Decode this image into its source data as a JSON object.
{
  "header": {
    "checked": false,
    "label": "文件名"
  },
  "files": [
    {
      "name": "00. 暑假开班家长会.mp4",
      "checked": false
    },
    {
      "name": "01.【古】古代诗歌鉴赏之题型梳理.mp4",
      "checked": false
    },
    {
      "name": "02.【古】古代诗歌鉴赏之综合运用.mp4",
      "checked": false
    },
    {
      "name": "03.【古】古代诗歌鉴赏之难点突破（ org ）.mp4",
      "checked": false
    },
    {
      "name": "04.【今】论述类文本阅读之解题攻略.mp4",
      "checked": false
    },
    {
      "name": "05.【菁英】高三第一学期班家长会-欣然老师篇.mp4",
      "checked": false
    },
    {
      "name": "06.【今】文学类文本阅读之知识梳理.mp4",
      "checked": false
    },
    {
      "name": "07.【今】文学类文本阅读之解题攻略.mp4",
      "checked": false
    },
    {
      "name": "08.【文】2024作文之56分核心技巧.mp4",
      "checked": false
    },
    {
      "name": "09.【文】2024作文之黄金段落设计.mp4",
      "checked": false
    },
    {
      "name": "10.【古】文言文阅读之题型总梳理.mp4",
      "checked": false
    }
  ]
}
——————————
Tally how many lines of the data include the word "name". Write the number and nothing else.

WRITTEN SOLUTION
11